## TASK REQUIREMENTS
Would you set down every entry shown below, precisely as written?

## A block of data
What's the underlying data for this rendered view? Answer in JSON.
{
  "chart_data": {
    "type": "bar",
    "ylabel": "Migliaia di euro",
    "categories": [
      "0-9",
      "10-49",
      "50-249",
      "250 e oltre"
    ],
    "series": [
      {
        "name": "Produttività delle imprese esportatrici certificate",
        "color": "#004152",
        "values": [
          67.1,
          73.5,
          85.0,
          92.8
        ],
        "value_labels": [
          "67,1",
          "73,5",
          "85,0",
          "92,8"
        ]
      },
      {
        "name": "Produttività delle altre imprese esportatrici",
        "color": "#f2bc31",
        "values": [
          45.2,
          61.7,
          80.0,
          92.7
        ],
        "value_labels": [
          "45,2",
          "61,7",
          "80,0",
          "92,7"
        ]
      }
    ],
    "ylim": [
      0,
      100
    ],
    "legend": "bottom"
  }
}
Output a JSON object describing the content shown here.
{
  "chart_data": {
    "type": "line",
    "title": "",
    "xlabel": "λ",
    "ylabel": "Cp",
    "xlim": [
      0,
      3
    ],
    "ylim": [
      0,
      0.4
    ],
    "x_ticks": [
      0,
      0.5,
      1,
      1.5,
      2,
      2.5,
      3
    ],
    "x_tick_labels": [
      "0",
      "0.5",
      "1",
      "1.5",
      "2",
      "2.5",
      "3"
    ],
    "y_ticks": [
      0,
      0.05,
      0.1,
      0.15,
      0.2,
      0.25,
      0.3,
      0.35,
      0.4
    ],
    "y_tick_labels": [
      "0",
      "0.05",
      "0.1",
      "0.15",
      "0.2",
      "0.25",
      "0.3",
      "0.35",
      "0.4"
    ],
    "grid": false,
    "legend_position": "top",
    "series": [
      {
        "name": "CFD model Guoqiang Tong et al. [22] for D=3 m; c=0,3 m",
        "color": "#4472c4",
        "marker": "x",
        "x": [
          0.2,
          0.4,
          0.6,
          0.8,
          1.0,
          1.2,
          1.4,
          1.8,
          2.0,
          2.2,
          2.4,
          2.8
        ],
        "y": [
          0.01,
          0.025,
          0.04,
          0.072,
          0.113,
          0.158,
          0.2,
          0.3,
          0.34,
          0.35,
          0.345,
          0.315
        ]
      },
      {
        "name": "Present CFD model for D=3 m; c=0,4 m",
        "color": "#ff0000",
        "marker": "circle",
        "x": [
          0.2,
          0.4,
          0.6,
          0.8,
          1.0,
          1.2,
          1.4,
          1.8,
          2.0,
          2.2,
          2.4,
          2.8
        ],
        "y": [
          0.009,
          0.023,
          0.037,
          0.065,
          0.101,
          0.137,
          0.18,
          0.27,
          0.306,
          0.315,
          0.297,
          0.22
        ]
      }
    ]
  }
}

## EXERCISE OUTPUT
What's the underlying data for this rendered view? Answer in JSON.
{
  "chart_data": {
    "type": "bar",
    "ylabel": "Migliaia di euro",
    "categories": [
      "0-9",
      "10-49",
      "50-249",
      "250 e oltre"
    ],
    "series": [
      {
        "name": "Produttività delle imprese esportatrici certificate",
        "color": "#004152",
        "values": [
          67.1,
          73.5,
          85.0,
          92.8
        ],
        "value_labels": [
          "67,1",
          "73,5",
          "85,0",
          "92,8"
        ]
      },
      {
        "name": "Produttività delle altre imprese esportatrici",
        "color": "#f2bc31",
        "values": [
          45.2,
          61.7,
          80.0,
          92.7
        ],
        "value_labels": [
          "45,2",
          "61,7",
          "80,0",
          "92,7"
        ]
      }
    ],
    "ylim": [
      0,
      100
    ],
    "legend": "bottom"
  }
}
Output a JSON object describing the content shown here.
{
  "chart_data": {
    "type": "line",
    "title": "",
    "xlabel": "λ",
    "ylabel": "Cp",
    "xlim": [
      0,
      3
    ],
    "ylim": [
      0,
      0.4
    ],
    "x_ticks": [
      0,
      0.5,
      1,
      1.5,
      2,
      2.5,
      3
    ],
    "x_tick_labels": [
      "0",
      "0.5",
      "1",
      "1.5",
      "2",
      "2.5",
      "3"
    ],
    "y_ticks": [
      0,
      0.05,
      0.1,
      0.15,
      0.2,
      0.25,
      0.3,
      0.35,
      0.4
    ],
    "y_tick_labels": [
      "0",
      "0.05",
      "0.1",
      "0.15",
      "0.2",
      "0.25",
      "0.3",
      "0.35",
      "0.4"
    ],
    "grid": false,
    "legend_position": "top",
    "series": [
      {
        "name": "CFD model Guoqiang Tong et al. [22] for D=3 m; c=0,3 m",
        "color": "#4472c4",
        "marker": "x",
        "x": [
          0.2,
          0.4,
          0.6,
          0.8,
          1.0,
          1.2,
          1.4,
          1.8,
          2.0,
          2.2,
          2.4,
          2.8
        ],
        "y": [
          0.01,
          0.025,
          0.04,
          0.072,
          0.113,
          0.158,
          0.2,
          0.3,
          0.34,
          0.35,
          0.345,
          0.315
        ]
      },
      {
        "name": "Present CFD model for D=3 m; c=0,4 m",
        "color": "#ff0000",
        "marker": "circle",
        "x": [
          0.2,
          0.4,
          0.6,
          0.8,
          1.0,
          1.2,
          1.4,
          1.8,
          2.0,
          2.2,
          2.4,
          2.8
        ],
        "y": [
          0.009,
          0.023,
          0.037,
          0.065,
          0.101,
          0.137,
          0.18,
          0.27,
          0.306,
          0.315,
          0.297,
          0.22
        ]
      }
    ]
  }
}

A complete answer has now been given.